DIRECTIONS:
On how many lines of the data below does the word "Barcelona" appear? Reply with the number only.

Extracted records:
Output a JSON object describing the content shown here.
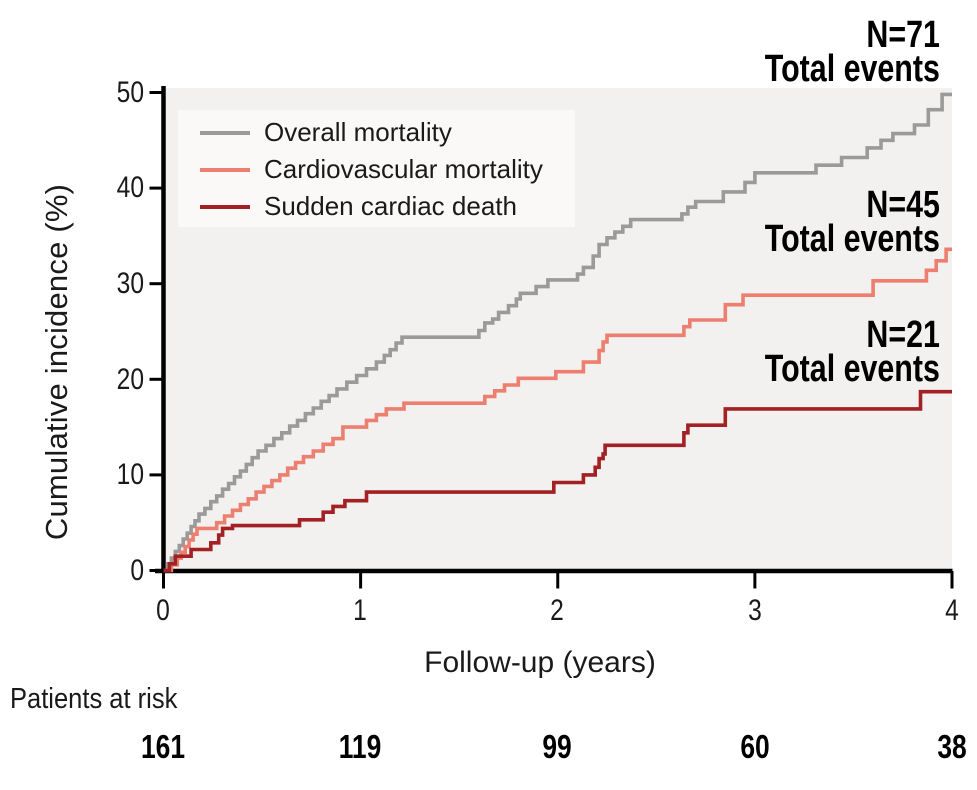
{
  "axes": {
    "y": {
      "title": "Cumulative incidence (%)",
      "tick_labels": [
        "0",
        "10",
        "20",
        "30",
        "40",
        "50"
      ],
      "range": [
        0,
        50
      ]
    },
    "x": {
      "title": "Follow-up (years)",
      "tick_labels": [
        "0",
        "1",
        "2",
        "3",
        "4"
      ],
      "range": [
        0,
        4
      ]
    }
  },
  "annotations": [
    {
      "n_label": "N=71",
      "caption": "Total events"
    },
    {
      "n_label": "N=45",
      "caption": "Total events"
    },
    {
      "n_label": "N=21",
      "caption": "Total events"
    }
  ],
  "patients_at_risk": {
    "label": "Patients at risk",
    "values": [
      "161",
      "119",
      "99",
      "60",
      "38"
    ]
  },
  "colors": {
    "overall_mortality": "#9a9a9a",
    "cardiovascular_mortality": "#ec7f6f",
    "sudden_cardiac_death": "#a32024",
    "axis": "#000000",
    "plot_background": "#f2f1ef",
    "legend_background": "#faf9f8"
  },
  "chart_data": {
    "type": "line",
    "style": "step-after",
    "xlabel": "Follow-up (years)",
    "ylabel": "Cumulative incidence (%)",
    "xlim": [
      0,
      4
    ],
    "ylim": [
      0,
      50
    ],
    "xticks": [
      0,
      1,
      2,
      3,
      4
    ],
    "yticks": [
      0,
      10,
      20,
      30,
      40,
      50
    ],
    "grid": false,
    "legend_position": "upper left",
    "series": [
      {
        "name": "Overall mortality",
        "color": "#9a9a9a",
        "total_events": 71,
        "end_value_pct": 49.8,
        "points": [
          [
            0,
            0
          ],
          [
            0.02,
            0.7
          ],
          [
            0.04,
            1.3
          ],
          [
            0.06,
            2.0
          ],
          [
            0.08,
            2.6
          ],
          [
            0.1,
            3.3
          ],
          [
            0.12,
            3.9
          ],
          [
            0.14,
            4.6
          ],
          [
            0.16,
            5.2
          ],
          [
            0.18,
            5.9
          ],
          [
            0.21,
            6.5
          ],
          [
            0.24,
            7.2
          ],
          [
            0.27,
            7.8
          ],
          [
            0.3,
            8.5
          ],
          [
            0.33,
            9.1
          ],
          [
            0.36,
            9.8
          ],
          [
            0.39,
            10.4
          ],
          [
            0.42,
            11.1
          ],
          [
            0.45,
            11.8
          ],
          [
            0.48,
            12.5
          ],
          [
            0.52,
            13.1
          ],
          [
            0.56,
            13.8
          ],
          [
            0.6,
            14.4
          ],
          [
            0.64,
            15.1
          ],
          [
            0.68,
            15.7
          ],
          [
            0.72,
            16.4
          ],
          [
            0.76,
            17.0
          ],
          [
            0.8,
            17.7
          ],
          [
            0.84,
            18.3
          ],
          [
            0.88,
            19.0
          ],
          [
            0.93,
            19.7
          ],
          [
            0.98,
            20.4
          ],
          [
            1.03,
            21.1
          ],
          [
            1.08,
            21.8
          ],
          [
            1.12,
            22.5
          ],
          [
            1.15,
            23.1
          ],
          [
            1.18,
            23.8
          ],
          [
            1.21,
            24.4
          ],
          [
            1.6,
            25.1
          ],
          [
            1.63,
            25.9
          ],
          [
            1.67,
            26.3
          ],
          [
            1.7,
            27.0
          ],
          [
            1.75,
            27.7
          ],
          [
            1.79,
            28.4
          ],
          [
            1.81,
            29.0
          ],
          [
            1.89,
            29.7
          ],
          [
            1.95,
            30.4
          ],
          [
            2.1,
            31.0
          ],
          [
            2.13,
            31.7
          ],
          [
            2.18,
            32.9
          ],
          [
            2.21,
            34.1
          ],
          [
            2.25,
            34.8
          ],
          [
            2.29,
            35.4
          ],
          [
            2.33,
            36.0
          ],
          [
            2.37,
            36.7
          ],
          [
            2.63,
            37.3
          ],
          [
            2.66,
            38.0
          ],
          [
            2.7,
            38.6
          ],
          [
            2.84,
            39.6
          ],
          [
            2.95,
            40.6
          ],
          [
            3.0,
            41.6
          ],
          [
            3.31,
            42.4
          ],
          [
            3.44,
            43.2
          ],
          [
            3.57,
            44.2
          ],
          [
            3.64,
            45.0
          ],
          [
            3.7,
            45.7
          ],
          [
            3.81,
            46.6
          ],
          [
            3.88,
            48.2
          ],
          [
            3.95,
            49.8
          ]
        ]
      },
      {
        "name": "Cardiovascular mortality",
        "color": "#ec7f6f",
        "total_events": 45,
        "end_value_pct": 33.6,
        "points": [
          [
            0,
            0
          ],
          [
            0.04,
            0.6
          ],
          [
            0.07,
            1.3
          ],
          [
            0.09,
            1.9
          ],
          [
            0.11,
            2.5
          ],
          [
            0.13,
            3.2
          ],
          [
            0.15,
            3.8
          ],
          [
            0.17,
            4.4
          ],
          [
            0.27,
            5.0
          ],
          [
            0.31,
            5.7
          ],
          [
            0.35,
            6.3
          ],
          [
            0.39,
            6.9
          ],
          [
            0.43,
            7.5
          ],
          [
            0.47,
            8.2
          ],
          [
            0.51,
            8.8
          ],
          [
            0.55,
            9.4
          ],
          [
            0.59,
            10.0
          ],
          [
            0.63,
            10.7
          ],
          [
            0.67,
            11.3
          ],
          [
            0.71,
            11.9
          ],
          [
            0.76,
            12.5
          ],
          [
            0.81,
            13.2
          ],
          [
            0.86,
            13.8
          ],
          [
            0.91,
            15.0
          ],
          [
            1.03,
            15.7
          ],
          [
            1.08,
            16.3
          ],
          [
            1.13,
            16.9
          ],
          [
            1.22,
            17.5
          ],
          [
            1.63,
            18.2
          ],
          [
            1.68,
            18.8
          ],
          [
            1.73,
            19.4
          ],
          [
            1.8,
            20.1
          ],
          [
            1.99,
            20.8
          ],
          [
            2.13,
            21.8
          ],
          [
            2.21,
            23.0
          ],
          [
            2.23,
            23.9
          ],
          [
            2.25,
            24.6
          ],
          [
            2.64,
            25.5
          ],
          [
            2.67,
            26.2
          ],
          [
            2.85,
            27.8
          ],
          [
            2.94,
            28.8
          ],
          [
            3.6,
            30.3
          ],
          [
            3.87,
            31.4
          ],
          [
            3.92,
            32.4
          ],
          [
            3.97,
            33.6
          ]
        ]
      },
      {
        "name": "Sudden cardiac death",
        "color": "#a32024",
        "total_events": 21,
        "end_value_pct": 18.7,
        "points": [
          [
            0,
            0
          ],
          [
            0.03,
            0.7
          ],
          [
            0.06,
            1.5
          ],
          [
            0.14,
            2.2
          ],
          [
            0.24,
            2.9
          ],
          [
            0.28,
            3.7
          ],
          [
            0.3,
            4.4
          ],
          [
            0.35,
            4.7
          ],
          [
            0.69,
            5.3
          ],
          [
            0.81,
            6.1
          ],
          [
            0.86,
            6.7
          ],
          [
            0.92,
            7.3
          ],
          [
            1.03,
            8.2
          ],
          [
            1.98,
            9.2
          ],
          [
            2.13,
            10.0
          ],
          [
            2.19,
            10.8
          ],
          [
            2.21,
            11.7
          ],
          [
            2.23,
            12.2
          ],
          [
            2.24,
            13.1
          ],
          [
            2.64,
            14.4
          ],
          [
            2.66,
            15.2
          ],
          [
            2.85,
            16.9
          ],
          [
            3.84,
            18.7
          ]
        ]
      }
    ],
    "patients_at_risk": {
      "times": [
        0,
        1,
        2,
        3,
        4
      ],
      "counts": [
        161,
        119,
        99,
        60,
        38
      ]
    }
  }
}
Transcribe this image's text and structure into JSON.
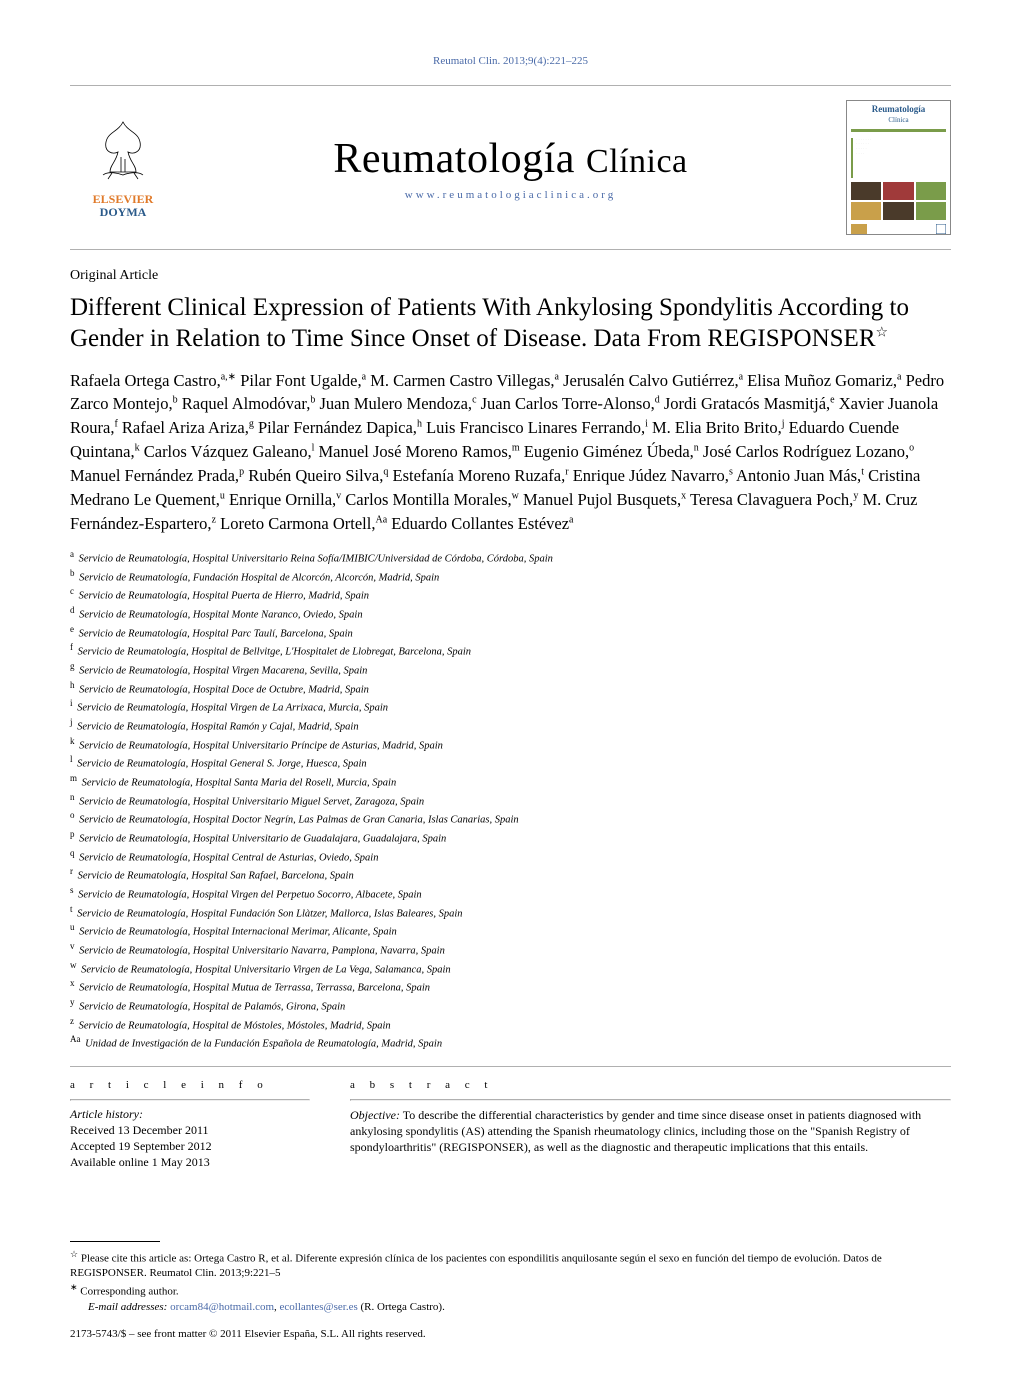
{
  "header_citation": "Reumatol Clin. 2013;9(4):221–225",
  "masthead": {
    "journal_title_main": "Reumatología",
    "journal_title_sub": "Clínica",
    "journal_url": "www.reumatologiaclinica.org",
    "cover_title": "Reumatología",
    "cover_sub": "Clínica"
  },
  "colors": {
    "link": "#4a6aa8",
    "rule": "#b0b0b0",
    "brand_orange": "#e07a2a",
    "brand_blue": "#2a5a8a",
    "cover_green": "#7a9c4a",
    "cover_dark": "#4a3a2a",
    "cover_red": "#a03a3a",
    "cover_yel": "#c9a04a"
  },
  "article_type": "Original Article",
  "title": "Different Clinical Expression of Patients With Ankylosing Spondylitis According to Gender in Relation to Time Since Onset of Disease. Data From REGISPONSER",
  "title_star": "☆",
  "authors_html": "Rafaela Ortega Castro,<sup>a,∗</sup> Pilar Font Ugalde,<sup>a</sup> M. Carmen Castro Villegas,<sup>a</sup> Jerusalén Calvo Gutiérrez,<sup>a</sup> Elisa Muñoz Gomariz,<sup>a</sup> Pedro Zarco Montejo,<sup>b</sup> Raquel Almodóvar,<sup>b</sup> Juan Mulero Mendoza,<sup>c</sup> Juan Carlos Torre-Alonso,<sup>d</sup> Jordi Gratacós Masmitjá,<sup>e</sup> Xavier Juanola Roura,<sup>f</sup> Rafael Ariza Ariza,<sup>g</sup> Pilar Fernández Dapica,<sup>h</sup> Luis Francisco Linares Ferrando,<sup>i</sup> M. Elia Brito Brito,<sup>j</sup> Eduardo Cuende Quintana,<sup>k</sup> Carlos Vázquez Galeano,<sup>l</sup> Manuel José Moreno Ramos,<sup>m</sup> Eugenio Giménez Úbeda,<sup>n</sup> José Carlos Rodríguez Lozano,<sup>o</sup> Manuel Fernández Prada,<sup>p</sup> Rubén Queiro Silva,<sup>q</sup> Estefanía Moreno Ruzafa,<sup>r</sup> Enrique Júdez Navarro,<sup>s</sup> Antonio Juan Más,<sup>t</sup> Cristina Medrano Le Quement,<sup>u</sup> Enrique Ornilla,<sup>v</sup> Carlos Montilla Morales,<sup>w</sup> Manuel Pujol Busquets,<sup>x</sup> Teresa Clavaguera Poch,<sup>y</sup> M. Cruz Fernández-Espartero,<sup>z</sup> Loreto Carmona Ortell,<sup>Aa</sup> Eduardo Collantes Estévez<sup>a</sup>",
  "affiliations": [
    {
      "k": "a",
      "t": "Servicio de Reumatología, Hospital Universitario Reina Sofía/IMIBIC/Universidad de Córdoba, Córdoba, Spain"
    },
    {
      "k": "b",
      "t": "Servicio de Reumatología, Fundación Hospital de Alcorcón, Alcorcón, Madrid, Spain"
    },
    {
      "k": "c",
      "t": "Servicio de Reumatología, Hospital Puerta de Hierro, Madrid, Spain"
    },
    {
      "k": "d",
      "t": "Servicio de Reumatología, Hospital Monte Naranco, Oviedo, Spain"
    },
    {
      "k": "e",
      "t": "Servicio de Reumatología, Hospital Parc Taulí, Barcelona, Spain"
    },
    {
      "k": "f",
      "t": "Servicio de Reumatología, Hospital de Bellvitge, L'Hospitalet de Llobregat, Barcelona, Spain"
    },
    {
      "k": "g",
      "t": "Servicio de Reumatología, Hospital Virgen Macarena, Sevilla, Spain"
    },
    {
      "k": "h",
      "t": "Servicio de Reumatología, Hospital Doce de Octubre, Madrid, Spain"
    },
    {
      "k": "i",
      "t": "Servicio de Reumatología, Hospital Virgen de La Arrixaca, Murcia, Spain"
    },
    {
      "k": "j",
      "t": "Servicio de Reumatología, Hospital Ramón y Cajal, Madrid, Spain"
    },
    {
      "k": "k",
      "t": "Servicio de Reumatología, Hospital Universitario Príncipe de Asturias, Madrid, Spain"
    },
    {
      "k": "l",
      "t": "Servicio de Reumatología, Hospital General S. Jorge, Huesca, Spain"
    },
    {
      "k": "m",
      "t": "Servicio de Reumatología, Hospital Santa Maria del Rosell, Murcia, Spain"
    },
    {
      "k": "n",
      "t": "Servicio de Reumatología, Hospital Universitario Miguel Servet, Zaragoza, Spain"
    },
    {
      "k": "o",
      "t": "Servicio de Reumatología, Hospital Doctor Negrín, Las Palmas de Gran Canaria, Islas Canarias, Spain"
    },
    {
      "k": "p",
      "t": "Servicio de Reumatología, Hospital Universitario de Guadalajara, Guadalajara, Spain"
    },
    {
      "k": "q",
      "t": "Servicio de Reumatología, Hospital Central de Asturias, Oviedo, Spain"
    },
    {
      "k": "r",
      "t": "Servicio de Reumatología, Hospital San Rafael, Barcelona, Spain"
    },
    {
      "k": "s",
      "t": "Servicio de Reumatología, Hospital Virgen del Perpetuo Socorro, Albacete, Spain"
    },
    {
      "k": "t",
      "t": "Servicio de Reumatología, Hospital Fundación Son Llàtzer, Mallorca, Islas Baleares, Spain"
    },
    {
      "k": "u",
      "t": "Servicio de Reumatología, Hospital Internacional Merimar, Alicante, Spain"
    },
    {
      "k": "v",
      "t": "Servicio de Reumatología, Hospital Universitario Navarra, Pamplona, Navarra, Spain"
    },
    {
      "k": "w",
      "t": "Servicio de Reumatología, Hospital Universitario Virgen de La Vega, Salamanca, Spain"
    },
    {
      "k": "x",
      "t": "Servicio de Reumatología, Hospital Mutua de Terrassa, Terrassa, Barcelona, Spain"
    },
    {
      "k": "y",
      "t": "Servicio de Reumatología, Hospital de Palamós, Girona, Spain"
    },
    {
      "k": "z",
      "t": "Servicio de Reumatología, Hospital de Móstoles, Móstoles, Madrid, Spain"
    },
    {
      "k": "Aa",
      "t": "Unidad de Investigación de la Fundación Española de Reumatología, Madrid, Spain"
    }
  ],
  "info": {
    "head": "a r t i c l e   i n f o",
    "history_label": "Article history:",
    "received": "Received 13 December 2011",
    "accepted": "Accepted 19 September 2012",
    "online": "Available online 1 May 2013"
  },
  "abstract": {
    "head": "a b s t r a c t",
    "lead": "Objective:",
    "text": " To describe the differential characteristics by gender and time since disease onset in patients diagnosed with ankylosing spondylitis (AS) attending the Spanish rheumatology clinics, including those on the \"Spanish Registry of spondyloarthritis\" (REGISPONSER), as well as the diagnostic and therapeutic implications that this entails."
  },
  "footnotes": {
    "cite": "Please cite this article as: Ortega Castro R, et al. Diferente expresión clínica de los pacientes con espondilitis anquilosante según el sexo en función del tiempo de evolución. Datos de REGISPONSER. Reumatol Clin. 2013;9:221–5",
    "corr": "Corresponding author.",
    "email_label": "E-mail addresses:",
    "email1": "orcam84@hotmail.com",
    "email2": "ecollantes@ser.es",
    "email_tail": " (R. Ortega Castro)."
  },
  "copyright": "2173-5743/$ – see front matter © 2011 Elsevier España, S.L. All rights reserved."
}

SOLUTION TO THE PROBLEM:
4